- _Your instructions_: Would you retype all of these records exactly?

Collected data
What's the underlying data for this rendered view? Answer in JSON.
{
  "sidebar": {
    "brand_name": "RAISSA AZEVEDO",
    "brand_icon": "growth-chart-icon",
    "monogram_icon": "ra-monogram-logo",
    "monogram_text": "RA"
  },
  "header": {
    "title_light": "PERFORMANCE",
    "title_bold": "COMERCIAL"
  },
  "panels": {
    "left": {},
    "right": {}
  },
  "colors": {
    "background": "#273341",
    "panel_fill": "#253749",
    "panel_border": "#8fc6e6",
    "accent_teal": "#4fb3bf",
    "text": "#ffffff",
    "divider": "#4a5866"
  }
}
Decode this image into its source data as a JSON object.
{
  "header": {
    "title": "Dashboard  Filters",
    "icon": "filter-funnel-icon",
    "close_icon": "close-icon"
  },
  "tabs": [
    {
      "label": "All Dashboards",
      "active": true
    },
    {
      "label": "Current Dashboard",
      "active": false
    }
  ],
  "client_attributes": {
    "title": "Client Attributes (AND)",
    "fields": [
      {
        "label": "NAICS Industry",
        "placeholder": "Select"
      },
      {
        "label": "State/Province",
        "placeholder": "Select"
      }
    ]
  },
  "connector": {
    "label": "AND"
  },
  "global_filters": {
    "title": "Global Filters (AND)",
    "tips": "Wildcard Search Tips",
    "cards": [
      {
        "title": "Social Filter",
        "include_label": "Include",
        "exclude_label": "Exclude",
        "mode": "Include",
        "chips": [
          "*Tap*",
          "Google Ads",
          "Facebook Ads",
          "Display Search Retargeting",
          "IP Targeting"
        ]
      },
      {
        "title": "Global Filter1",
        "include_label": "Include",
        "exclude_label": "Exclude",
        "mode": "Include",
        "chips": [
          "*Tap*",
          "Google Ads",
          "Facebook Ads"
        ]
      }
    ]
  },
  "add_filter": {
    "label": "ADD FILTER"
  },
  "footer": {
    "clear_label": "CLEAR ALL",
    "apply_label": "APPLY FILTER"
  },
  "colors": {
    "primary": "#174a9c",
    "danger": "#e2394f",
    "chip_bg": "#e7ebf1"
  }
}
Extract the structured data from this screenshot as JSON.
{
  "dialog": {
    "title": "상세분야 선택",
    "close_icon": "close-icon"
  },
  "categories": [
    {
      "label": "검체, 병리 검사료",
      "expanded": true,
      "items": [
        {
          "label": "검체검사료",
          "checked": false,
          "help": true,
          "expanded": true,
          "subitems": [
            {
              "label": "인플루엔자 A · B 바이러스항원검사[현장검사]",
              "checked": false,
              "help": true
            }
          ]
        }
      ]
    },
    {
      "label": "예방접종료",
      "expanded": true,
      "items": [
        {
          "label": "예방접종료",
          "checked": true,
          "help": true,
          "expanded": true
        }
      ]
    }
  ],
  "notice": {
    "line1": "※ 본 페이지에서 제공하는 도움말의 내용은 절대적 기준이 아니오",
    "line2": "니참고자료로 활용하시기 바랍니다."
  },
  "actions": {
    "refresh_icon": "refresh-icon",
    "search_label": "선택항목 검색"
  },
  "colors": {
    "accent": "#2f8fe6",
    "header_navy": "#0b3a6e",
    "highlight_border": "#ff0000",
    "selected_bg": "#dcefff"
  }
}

- _The reply_:
What's the underlying data for this rendered view? Answer in JSON.
{
  "sidebar": {
    "brand_name": "RAISSA AZEVEDO",
    "brand_icon": "growth-chart-icon",
    "monogram_icon": "ra-monogram-logo",
    "monogram_text": "RA"
  },
  "header": {
    "title_light": "PERFORMANCE",
    "title_bold": "COMERCIAL"
  },
  "panels": {
    "left": {},
    "right": {}
  },
  "colors": {
    "background": "#273341",
    "panel_fill": "#253749",
    "panel_border": "#8fc6e6",
    "accent_teal": "#4fb3bf",
    "text": "#ffffff",
    "divider": "#4a5866"
  }
}
Decode this image into its source data as a JSON object.
{
  "header": {
    "title": "Dashboard  Filters",
    "icon": "filter-funnel-icon",
    "close_icon": "close-icon"
  },
  "tabs": [
    {
      "label": "All Dashboards",
      "active": true
    },
    {
      "label": "Current Dashboard",
      "active": false
    }
  ],
  "client_attributes": {
    "title": "Client Attributes (AND)",
    "fields": [
      {
        "label": "NAICS Industry",
        "placeholder": "Select"
      },
      {
        "label": "State/Province",
        "placeholder": "Select"
      }
    ]
  },
  "connector": {
    "label": "AND"
  },
  "global_filters": {
    "title": "Global Filters (AND)",
    "tips": "Wildcard Search Tips",
    "cards": [
      {
        "title": "Social Filter",
        "include_label": "Include",
        "exclude_label": "Exclude",
        "mode": "Include",
        "chips": [
          "*Tap*",
          "Google Ads",
          "Facebook Ads",
          "Display Search Retargeting",
          "IP Targeting"
        ]
      },
      {
        "title": "Global Filter1",
        "include_label": "Include",
        "exclude_label": "Exclude",
        "mode": "Include",
        "chips": [
          "*Tap*",
          "Google Ads",
          "Facebook Ads"
        ]
      }
    ]
  },
  "add_filter": {
    "label": "ADD FILTER"
  },
  "footer": {
    "clear_label": "CLEAR ALL",
    "apply_label": "APPLY FILTER"
  },
  "colors": {
    "primary": "#174a9c",
    "danger": "#e2394f",
    "chip_bg": "#e7ebf1"
  }
}
Extract the structured data from this screenshot as JSON.
{
  "dialog": {
    "title": "상세분야 선택",
    "close_icon": "close-icon"
  },
  "categories": [
    {
      "label": "검체, 병리 검사료",
      "expanded": true,
      "items": [
        {
          "label": "검체검사료",
          "checked": false,
          "help": true,
          "expanded": true,
          "subitems": [
            {
              "label": "인플루엔자 A · B 바이러스항원검사[현장검사]",
              "checked": false,
              "help": true
            }
          ]
        }
      ]
    },
    {
      "label": "예방접종료",
      "expanded": true,
      "items": [
        {
          "label": "예방접종료",
          "checked": true,
          "help": true,
          "expanded": true
        }
      ]
    }
  ],
  "notice": {
    "line1": "※ 본 페이지에서 제공하는 도움말의 내용은 절대적 기준이 아니오",
    "line2": "니참고자료로 활용하시기 바랍니다."
  },
  "actions": {
    "refresh_icon": "refresh-icon",
    "search_label": "선택항목 검색"
  },
  "colors": {
    "accent": "#2f8fe6",
    "header_navy": "#0b3a6e",
    "highlight_border": "#ff0000",
    "selected_bg": "#dcefff"
  }
}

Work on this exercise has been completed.